§ **GIVEN INSTRUCTION**
Could you reproduce each of the following records word for word, without changing anything?

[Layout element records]
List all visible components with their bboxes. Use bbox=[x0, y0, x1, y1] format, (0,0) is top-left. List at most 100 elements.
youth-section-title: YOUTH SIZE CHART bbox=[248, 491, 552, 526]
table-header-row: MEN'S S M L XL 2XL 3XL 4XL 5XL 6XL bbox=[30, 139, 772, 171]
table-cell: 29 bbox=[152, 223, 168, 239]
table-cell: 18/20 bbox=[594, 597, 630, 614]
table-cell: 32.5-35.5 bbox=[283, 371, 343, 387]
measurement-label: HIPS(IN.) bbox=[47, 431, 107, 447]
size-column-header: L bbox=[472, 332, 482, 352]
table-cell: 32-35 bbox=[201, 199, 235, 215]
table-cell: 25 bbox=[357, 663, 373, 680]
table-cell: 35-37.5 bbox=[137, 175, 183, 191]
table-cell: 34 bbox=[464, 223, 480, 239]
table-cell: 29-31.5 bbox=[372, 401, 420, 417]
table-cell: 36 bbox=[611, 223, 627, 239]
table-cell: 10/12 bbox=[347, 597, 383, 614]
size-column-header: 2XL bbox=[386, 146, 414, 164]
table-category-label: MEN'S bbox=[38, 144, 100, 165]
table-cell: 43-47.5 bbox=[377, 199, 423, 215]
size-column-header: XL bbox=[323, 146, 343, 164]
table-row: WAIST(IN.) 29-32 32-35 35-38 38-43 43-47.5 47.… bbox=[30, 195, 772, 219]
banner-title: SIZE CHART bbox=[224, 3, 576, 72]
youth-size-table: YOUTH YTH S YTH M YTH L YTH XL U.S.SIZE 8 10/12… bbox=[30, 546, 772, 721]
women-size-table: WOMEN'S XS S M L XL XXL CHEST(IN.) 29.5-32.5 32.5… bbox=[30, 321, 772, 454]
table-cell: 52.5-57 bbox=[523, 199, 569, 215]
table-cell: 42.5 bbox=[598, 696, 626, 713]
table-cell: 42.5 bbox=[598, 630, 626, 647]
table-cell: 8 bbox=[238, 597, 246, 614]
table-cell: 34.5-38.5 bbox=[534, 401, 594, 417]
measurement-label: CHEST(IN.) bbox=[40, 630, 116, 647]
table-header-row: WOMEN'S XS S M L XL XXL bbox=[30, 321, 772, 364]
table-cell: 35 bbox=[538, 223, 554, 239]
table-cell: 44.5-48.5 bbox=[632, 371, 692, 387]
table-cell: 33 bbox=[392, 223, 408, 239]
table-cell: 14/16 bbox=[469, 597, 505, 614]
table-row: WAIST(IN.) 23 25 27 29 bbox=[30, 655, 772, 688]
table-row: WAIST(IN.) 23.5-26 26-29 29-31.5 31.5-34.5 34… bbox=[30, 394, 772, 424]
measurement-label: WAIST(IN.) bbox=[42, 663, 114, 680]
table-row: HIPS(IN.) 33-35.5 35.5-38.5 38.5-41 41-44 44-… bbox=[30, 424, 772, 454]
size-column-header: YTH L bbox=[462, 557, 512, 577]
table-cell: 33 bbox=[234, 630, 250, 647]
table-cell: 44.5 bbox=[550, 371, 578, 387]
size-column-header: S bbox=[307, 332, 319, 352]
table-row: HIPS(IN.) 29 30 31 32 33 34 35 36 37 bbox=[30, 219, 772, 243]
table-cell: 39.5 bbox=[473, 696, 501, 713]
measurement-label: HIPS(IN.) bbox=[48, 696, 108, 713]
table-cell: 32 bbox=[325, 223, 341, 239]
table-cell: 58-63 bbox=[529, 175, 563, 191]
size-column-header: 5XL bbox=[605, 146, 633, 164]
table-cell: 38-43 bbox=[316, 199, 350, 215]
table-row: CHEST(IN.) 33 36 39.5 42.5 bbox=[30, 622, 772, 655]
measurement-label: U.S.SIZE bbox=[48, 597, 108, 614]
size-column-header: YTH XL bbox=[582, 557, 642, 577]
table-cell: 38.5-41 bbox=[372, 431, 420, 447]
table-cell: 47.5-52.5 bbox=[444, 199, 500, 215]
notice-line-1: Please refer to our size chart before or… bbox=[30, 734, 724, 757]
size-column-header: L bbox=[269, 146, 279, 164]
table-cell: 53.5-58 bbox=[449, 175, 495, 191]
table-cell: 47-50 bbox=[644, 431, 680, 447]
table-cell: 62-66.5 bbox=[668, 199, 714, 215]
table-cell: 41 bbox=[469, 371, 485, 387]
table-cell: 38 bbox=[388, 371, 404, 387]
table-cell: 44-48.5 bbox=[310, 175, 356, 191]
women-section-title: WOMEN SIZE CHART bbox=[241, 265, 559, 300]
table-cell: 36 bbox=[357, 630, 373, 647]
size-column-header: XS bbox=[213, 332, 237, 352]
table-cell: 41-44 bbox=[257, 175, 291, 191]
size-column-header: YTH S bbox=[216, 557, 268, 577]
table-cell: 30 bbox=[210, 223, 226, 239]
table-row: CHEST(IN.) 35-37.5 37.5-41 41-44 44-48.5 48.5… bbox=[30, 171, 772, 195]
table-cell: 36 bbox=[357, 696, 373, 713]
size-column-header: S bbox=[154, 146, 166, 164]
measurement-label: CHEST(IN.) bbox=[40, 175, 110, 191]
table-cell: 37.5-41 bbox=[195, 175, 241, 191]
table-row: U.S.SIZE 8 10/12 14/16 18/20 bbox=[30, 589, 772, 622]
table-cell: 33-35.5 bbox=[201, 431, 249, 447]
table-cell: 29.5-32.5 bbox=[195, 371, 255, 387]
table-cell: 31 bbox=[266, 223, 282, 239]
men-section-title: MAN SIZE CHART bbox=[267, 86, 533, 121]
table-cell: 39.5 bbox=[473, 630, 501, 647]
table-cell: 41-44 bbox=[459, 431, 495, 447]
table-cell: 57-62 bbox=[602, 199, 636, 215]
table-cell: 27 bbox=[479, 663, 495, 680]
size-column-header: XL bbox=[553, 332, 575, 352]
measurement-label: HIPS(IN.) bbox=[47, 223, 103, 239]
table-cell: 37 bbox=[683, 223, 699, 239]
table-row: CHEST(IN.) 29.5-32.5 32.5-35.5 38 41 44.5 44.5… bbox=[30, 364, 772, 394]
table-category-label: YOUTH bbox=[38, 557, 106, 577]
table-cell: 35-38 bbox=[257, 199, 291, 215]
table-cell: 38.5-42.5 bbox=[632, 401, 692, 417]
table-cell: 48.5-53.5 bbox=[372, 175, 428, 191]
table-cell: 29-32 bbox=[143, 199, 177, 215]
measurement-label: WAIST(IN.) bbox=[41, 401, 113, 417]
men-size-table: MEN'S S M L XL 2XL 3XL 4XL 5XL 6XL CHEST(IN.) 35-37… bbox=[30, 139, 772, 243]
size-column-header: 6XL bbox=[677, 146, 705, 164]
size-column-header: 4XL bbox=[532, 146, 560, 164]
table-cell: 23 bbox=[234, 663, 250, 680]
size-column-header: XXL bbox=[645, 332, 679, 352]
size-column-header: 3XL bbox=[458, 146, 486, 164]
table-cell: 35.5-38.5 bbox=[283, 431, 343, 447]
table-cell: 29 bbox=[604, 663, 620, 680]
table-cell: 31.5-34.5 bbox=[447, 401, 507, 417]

§ **RESPONSE**
List all visible components with their bboxes. Use bbox=[x0, y0, x1, y1] format, (0,0) is top-left. List at most 100 elements.
youth-section-title: YOUTH SIZE CHART bbox=[248, 491, 552, 526]
table-header-row: MEN'S S M L XL 2XL 3XL 4XL 5XL 6XL bbox=[30, 139, 772, 171]
table-cell: 29 bbox=[152, 223, 168, 239]
table-cell: 18/20 bbox=[594, 597, 630, 614]
table-cell: 32.5-35.5 bbox=[283, 371, 343, 387]
measurement-label: HIPS(IN.) bbox=[47, 431, 107, 447]
size-column-header: L bbox=[472, 332, 482, 352]
table-cell: 32-35 bbox=[201, 199, 235, 215]
table-cell: 25 bbox=[357, 663, 373, 680]
table-cell: 35-37.5 bbox=[137, 175, 183, 191]
table-cell: 34 bbox=[464, 223, 480, 239]
table-cell: 29-31.5 bbox=[372, 401, 420, 417]
table-cell: 36 bbox=[611, 223, 627, 239]
table-cell: 10/12 bbox=[347, 597, 383, 614]
size-column-header: 2XL bbox=[386, 146, 414, 164]
table-category-label: MEN'S bbox=[38, 144, 100, 165]
table-cell: 43-47.5 bbox=[377, 199, 423, 215]
size-column-header: XL bbox=[323, 146, 343, 164]
table-row: WAIST(IN.) 29-32 32-35 35-38 38-43 43-47.5 47.… bbox=[30, 195, 772, 219]
banner-title: SIZE CHART bbox=[224, 3, 576, 72]
youth-size-table: YOUTH YTH S YTH M YTH L YTH XL U.S.SIZE 8 10/12… bbox=[30, 546, 772, 721]
women-size-table: WOMEN'S XS S M L XL XXL CHEST(IN.) 29.5-32.5 32.5… bbox=[30, 321, 772, 454]
table-cell: 52.5-57 bbox=[523, 199, 569, 215]
table-cell: 42.5 bbox=[598, 696, 626, 713]
table-cell: 42.5 bbox=[598, 630, 626, 647]
table-cell: 8 bbox=[238, 597, 246, 614]
table-cell: 34.5-38.5 bbox=[534, 401, 594, 417]
measurement-label: CHEST(IN.) bbox=[40, 630, 116, 647]
table-header-row: WOMEN'S XS S M L XL XXL bbox=[30, 321, 772, 364]
table-cell: 35 bbox=[538, 223, 554, 239]
table-cell: 44.5-48.5 bbox=[632, 371, 692, 387]
table-cell: 33 bbox=[392, 223, 408, 239]
table-cell: 14/16 bbox=[469, 597, 505, 614]
table-row: WAIST(IN.) 23 25 27 29 bbox=[30, 655, 772, 688]
table-row: WAIST(IN.) 23.5-26 26-29 29-31.5 31.5-34.5 34… bbox=[30, 394, 772, 424]
measurement-label: WAIST(IN.) bbox=[42, 663, 114, 680]
table-row: HIPS(IN.) 33-35.5 35.5-38.5 38.5-41 41-44 44-… bbox=[30, 424, 772, 454]
size-column-header: YTH L bbox=[462, 557, 512, 577]
table-cell: 33 bbox=[234, 630, 250, 647]
table-cell: 44.5 bbox=[550, 371, 578, 387]
size-column-header: S bbox=[307, 332, 319, 352]
table-row: HIPS(IN.) 29 30 31 32 33 34 35 36 37 bbox=[30, 219, 772, 243]
table-cell: 39.5 bbox=[473, 696, 501, 713]
measurement-label: HIPS(IN.) bbox=[48, 696, 108, 713]
table-cell: 32 bbox=[325, 223, 341, 239]
table-cell: 58-63 bbox=[529, 175, 563, 191]
size-column-header: 5XL bbox=[605, 146, 633, 164]
table-cell: 38-43 bbox=[316, 199, 350, 215]
table-row: CHEST(IN.) 33 36 39.5 42.5 bbox=[30, 622, 772, 655]
measurement-label: U.S.SIZE bbox=[48, 597, 108, 614]
size-column-header: YTH XL bbox=[582, 557, 642, 577]
table-cell: 38.5-41 bbox=[372, 431, 420, 447]
table-cell: 47.5-52.5 bbox=[444, 199, 500, 215]
notice-line-1: Please refer to our size chart before or… bbox=[30, 734, 724, 757]
size-column-header: L bbox=[269, 146, 279, 164]
table-cell: 53.5-58 bbox=[449, 175, 495, 191]
table-cell: 47-50 bbox=[644, 431, 680, 447]
table-cell: 62-66.5 bbox=[668, 199, 714, 215]
table-cell: 41 bbox=[469, 371, 485, 387]
table-cell: 38 bbox=[388, 371, 404, 387]
table-cell: 44-48.5 bbox=[310, 175, 356, 191]
women-section-title: WOMEN SIZE CHART bbox=[241, 265, 559, 300]
table-cell: 36 bbox=[357, 630, 373, 647]
size-column-header: XS bbox=[213, 332, 237, 352]
table-cell: 41-44 bbox=[257, 175, 291, 191]
size-column-header: YTH S bbox=[216, 557, 268, 577]
table-cell: 30 bbox=[210, 223, 226, 239]
table-row: CHEST(IN.) 35-37.5 37.5-41 41-44 44-48.5 48.5… bbox=[30, 171, 772, 195]
table-cell: 36 bbox=[357, 696, 373, 713]
size-column-header: S bbox=[154, 146, 166, 164]
measurement-label: CHEST(IN.) bbox=[40, 175, 110, 191]
table-cell: 37.5-41 bbox=[195, 175, 241, 191]
table-row: U.S.SIZE 8 10/12 14/16 18/20 bbox=[30, 589, 772, 622]
table-cell: 33-35.5 bbox=[201, 431, 249, 447]
table-cell: 29.5-32.5 bbox=[195, 371, 255, 387]
table-cell: 31 bbox=[266, 223, 282, 239]
men-section-title: MAN SIZE CHART bbox=[267, 86, 533, 121]
table-cell: 39.5 bbox=[473, 630, 501, 647]
table-cell: 41-44 bbox=[459, 431, 495, 447]
table-cell: 57-62 bbox=[602, 199, 636, 215]
table-cell: 27 bbox=[479, 663, 495, 680]
size-column-header: XL bbox=[553, 332, 575, 352]
measurement-label: HIPS(IN.) bbox=[47, 223, 103, 239]
table-cell: 37 bbox=[683, 223, 699, 239]
table-row: CHEST(IN.) 29.5-32.5 32.5-35.5 38 41 44.5 44.5… bbox=[30, 364, 772, 394]
table-category-label: YOUTH bbox=[38, 557, 106, 577]
table-cell: 35-38 bbox=[257, 199, 291, 215]
table-cell: 38.5-42.5 bbox=[632, 401, 692, 417]
table-cell: 48.5-53.5 bbox=[372, 175, 428, 191]
table-cell: 29-32 bbox=[143, 199, 177, 215]
measurement-label: WAIST(IN.) bbox=[41, 401, 113, 417]
men-size-table: MEN'S S M L XL 2XL 3XL 4XL 5XL 6XL CHEST(IN.) 35-37… bbox=[30, 139, 772, 243]
size-column-header: 6XL bbox=[677, 146, 705, 164]
size-column-header: 4XL bbox=[532, 146, 560, 164]
table-cell: 23 bbox=[234, 663, 250, 680]
size-column-header: XXL bbox=[645, 332, 679, 352]
size-column-header: 3XL bbox=[458, 146, 486, 164]
table-cell: 35.5-38.5 bbox=[283, 431, 343, 447]
table-cell: 29 bbox=[604, 663, 620, 680]
table-cell: 31.5-34.5 bbox=[447, 401, 507, 417]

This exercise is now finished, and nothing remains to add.